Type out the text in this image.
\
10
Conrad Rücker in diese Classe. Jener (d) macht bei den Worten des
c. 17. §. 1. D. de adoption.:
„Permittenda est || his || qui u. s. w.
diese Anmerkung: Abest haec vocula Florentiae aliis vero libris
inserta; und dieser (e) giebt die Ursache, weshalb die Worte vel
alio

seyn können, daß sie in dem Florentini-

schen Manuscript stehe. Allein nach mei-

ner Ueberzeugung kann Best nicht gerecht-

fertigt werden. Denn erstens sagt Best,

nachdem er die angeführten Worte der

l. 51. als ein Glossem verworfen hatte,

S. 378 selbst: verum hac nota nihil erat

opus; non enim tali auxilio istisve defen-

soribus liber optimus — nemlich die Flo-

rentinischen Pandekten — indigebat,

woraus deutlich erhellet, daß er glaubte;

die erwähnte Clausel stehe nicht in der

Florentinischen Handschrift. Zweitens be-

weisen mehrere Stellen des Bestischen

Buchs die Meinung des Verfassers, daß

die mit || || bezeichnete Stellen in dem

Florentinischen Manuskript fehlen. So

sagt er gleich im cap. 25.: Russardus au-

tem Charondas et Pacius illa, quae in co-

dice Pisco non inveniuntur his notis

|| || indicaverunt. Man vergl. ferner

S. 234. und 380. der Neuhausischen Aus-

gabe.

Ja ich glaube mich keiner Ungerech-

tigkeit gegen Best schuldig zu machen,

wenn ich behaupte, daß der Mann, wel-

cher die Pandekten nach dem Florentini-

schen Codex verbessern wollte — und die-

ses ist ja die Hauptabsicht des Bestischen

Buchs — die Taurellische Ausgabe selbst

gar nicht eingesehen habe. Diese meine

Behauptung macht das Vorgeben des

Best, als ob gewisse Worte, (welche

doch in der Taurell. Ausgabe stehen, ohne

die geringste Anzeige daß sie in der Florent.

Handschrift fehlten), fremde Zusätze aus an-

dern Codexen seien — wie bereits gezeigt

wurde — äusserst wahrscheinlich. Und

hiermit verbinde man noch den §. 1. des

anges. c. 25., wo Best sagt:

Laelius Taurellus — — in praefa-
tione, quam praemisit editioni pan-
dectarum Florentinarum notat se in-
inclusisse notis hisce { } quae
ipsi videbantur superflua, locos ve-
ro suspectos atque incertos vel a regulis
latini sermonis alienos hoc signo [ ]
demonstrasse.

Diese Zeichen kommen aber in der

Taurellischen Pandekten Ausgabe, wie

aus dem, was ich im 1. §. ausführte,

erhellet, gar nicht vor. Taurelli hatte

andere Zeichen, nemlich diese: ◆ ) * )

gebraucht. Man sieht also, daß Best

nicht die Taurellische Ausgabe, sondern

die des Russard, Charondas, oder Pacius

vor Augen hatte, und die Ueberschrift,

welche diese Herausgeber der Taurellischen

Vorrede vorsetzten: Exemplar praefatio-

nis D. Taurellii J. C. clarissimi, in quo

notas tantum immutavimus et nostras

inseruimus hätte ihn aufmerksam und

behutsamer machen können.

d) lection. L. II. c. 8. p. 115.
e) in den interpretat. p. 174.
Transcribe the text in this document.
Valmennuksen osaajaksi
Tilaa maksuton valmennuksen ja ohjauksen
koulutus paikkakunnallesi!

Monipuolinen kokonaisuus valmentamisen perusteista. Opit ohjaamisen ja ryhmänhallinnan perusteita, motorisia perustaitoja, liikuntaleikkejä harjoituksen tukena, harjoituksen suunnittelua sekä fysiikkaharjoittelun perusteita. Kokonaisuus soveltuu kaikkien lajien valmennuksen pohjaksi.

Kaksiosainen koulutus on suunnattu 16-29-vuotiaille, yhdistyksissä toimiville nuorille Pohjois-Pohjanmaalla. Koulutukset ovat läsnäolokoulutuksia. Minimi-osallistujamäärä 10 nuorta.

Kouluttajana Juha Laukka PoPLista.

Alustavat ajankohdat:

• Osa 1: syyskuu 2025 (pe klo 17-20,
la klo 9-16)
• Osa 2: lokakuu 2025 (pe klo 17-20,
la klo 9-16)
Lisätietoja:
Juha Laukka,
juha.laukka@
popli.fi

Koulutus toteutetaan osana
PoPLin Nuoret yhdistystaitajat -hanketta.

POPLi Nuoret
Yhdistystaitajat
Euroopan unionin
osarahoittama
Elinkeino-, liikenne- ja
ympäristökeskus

★ ★ ★ ★ ★

Brief:
Answer with one number: how many lines in the listing hold "text".

Right answer:
2